(Excerpt from a dataset)
************

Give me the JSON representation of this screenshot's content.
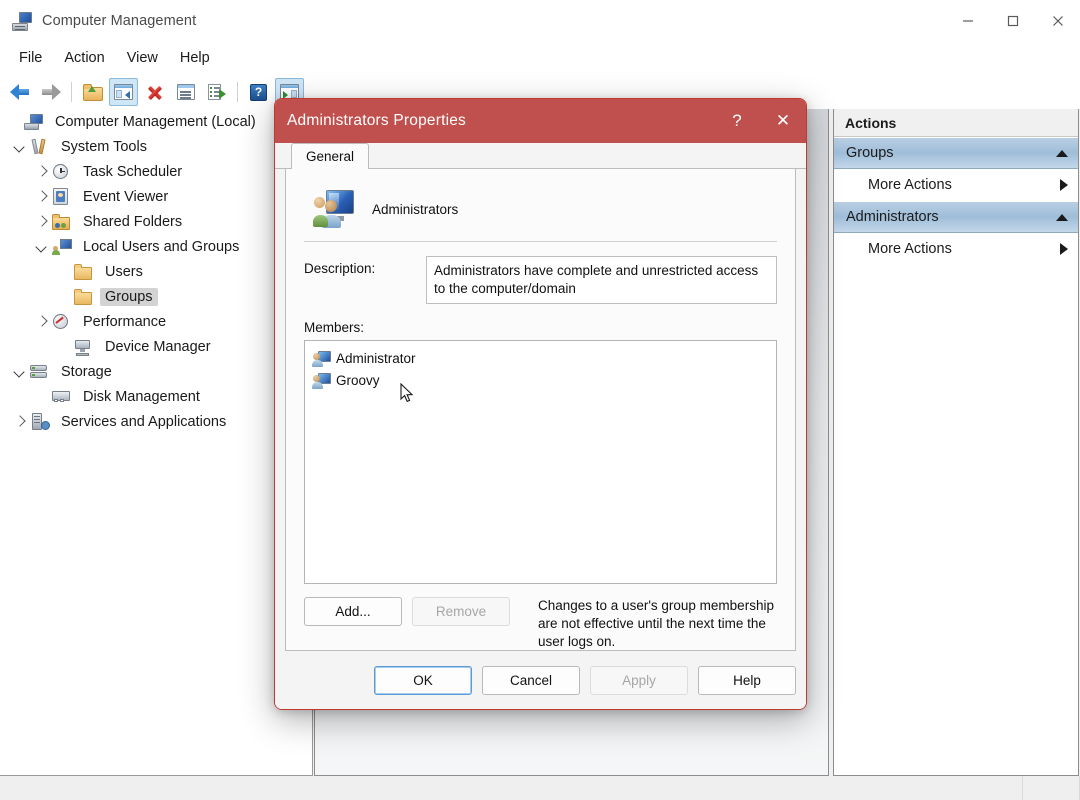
{
  "window": {
    "title": "Computer Management",
    "icon": "computer-management-icon",
    "controls": {
      "minimize": "minimize-icon",
      "maximize": "maximize-icon",
      "close": "close-icon"
    }
  },
  "menubar": {
    "items": [
      "File",
      "Action",
      "View",
      "Help"
    ]
  },
  "toolbar": {
    "buttons": [
      {
        "name": "back-button",
        "icon": "back-arrow-icon",
        "active": false
      },
      {
        "name": "forward-button",
        "icon": "forward-arrow-icon",
        "active": false
      },
      {
        "name": "up-one-level-button",
        "icon": "folder-up-icon",
        "active": false
      },
      {
        "name": "show-hide-console-tree-button",
        "icon": "console-tree-icon",
        "active": true
      },
      {
        "name": "delete-button",
        "icon": "delete-x-icon",
        "active": false
      },
      {
        "name": "properties-button",
        "icon": "properties-icon",
        "active": false
      },
      {
        "name": "export-list-button",
        "icon": "export-list-icon",
        "active": false
      },
      {
        "name": "help-button",
        "icon": "help-question-icon",
        "active": false
      },
      {
        "name": "show-hide-action-pane-button",
        "icon": "action-pane-icon",
        "active": true
      }
    ]
  },
  "tree": {
    "nodes": [
      {
        "label": "Computer Management (Local)",
        "indent": 0,
        "twisty": "none",
        "icon": "computer-icon",
        "selected": false
      },
      {
        "label": "System Tools",
        "indent": 1,
        "twisty": "open",
        "icon": "tools-icon",
        "selected": false
      },
      {
        "label": "Task Scheduler",
        "indent": 2,
        "twisty": "closed",
        "icon": "clock-icon",
        "selected": false
      },
      {
        "label": "Event Viewer",
        "indent": 2,
        "twisty": "closed",
        "icon": "event-viewer-icon",
        "selected": false
      },
      {
        "label": "Shared Folders",
        "indent": 2,
        "twisty": "closed",
        "icon": "shared-folders-icon",
        "selected": false
      },
      {
        "label": "Local Users and Groups",
        "indent": 2,
        "twisty": "open",
        "icon": "local-users-groups-icon",
        "selected": false
      },
      {
        "label": "Users",
        "indent": 3,
        "twisty": "none",
        "icon": "folder-icon",
        "selected": false
      },
      {
        "label": "Groups",
        "indent": 3,
        "twisty": "none",
        "icon": "folder-icon",
        "selected": true
      },
      {
        "label": "Performance",
        "indent": 2,
        "twisty": "closed",
        "icon": "performance-icon",
        "selected": false
      },
      {
        "label": "Device Manager",
        "indent": 2,
        "twisty": "none",
        "icon": "device-manager-icon",
        "selected": false
      },
      {
        "label": "Storage",
        "indent": 1,
        "twisty": "open",
        "icon": "storage-icon",
        "selected": false
      },
      {
        "label": "Disk Management",
        "indent": 2,
        "twisty": "none",
        "icon": "disk-management-icon",
        "selected": false
      },
      {
        "label": "Services and Applications",
        "indent": 1,
        "twisty": "closed",
        "icon": "services-icon",
        "selected": false
      }
    ]
  },
  "actions_pane": {
    "title": "Actions",
    "groups": [
      {
        "header": "Groups",
        "items": [
          "More Actions"
        ]
      },
      {
        "header": "Administrators",
        "items": [
          "More Actions"
        ]
      }
    ]
  },
  "dialog": {
    "title": "Administrators Properties",
    "help_button": "?",
    "close_button": "✕",
    "titlebar_color": "#c0504d",
    "tabs": [
      {
        "label": "General",
        "active": true
      }
    ],
    "group_name": "Administrators",
    "group_icon": "group-users-icon",
    "description_label": "Description:",
    "description_value": "Administrators have complete and unrestricted access to the computer/domain",
    "members_label": "Members:",
    "members": [
      {
        "name": "Administrator",
        "icon": "user-icon"
      },
      {
        "name": "Groovy",
        "icon": "user-icon"
      }
    ],
    "add_button": {
      "label": "Add...",
      "disabled": false
    },
    "remove_button": {
      "label": "Remove",
      "disabled": true
    },
    "hint_text": "Changes to a user's group membership are not effective until the next time the user logs on.",
    "footer_buttons": [
      {
        "label": "OK",
        "disabled": false,
        "default": true
      },
      {
        "label": "Cancel",
        "disabled": false,
        "default": false
      },
      {
        "label": "Apply",
        "disabled": true,
        "default": false
      },
      {
        "label": "Help",
        "disabled": false,
        "default": false
      }
    ]
  }
}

************

WHAT TO PRODUCE =>
Gather up the lines that contain the word "true".

RESULT BELOW =>
        "active": true
        "active": true
        "selected": true
        "active": true
      "disabled": true
        "default": true
        "disabled": true,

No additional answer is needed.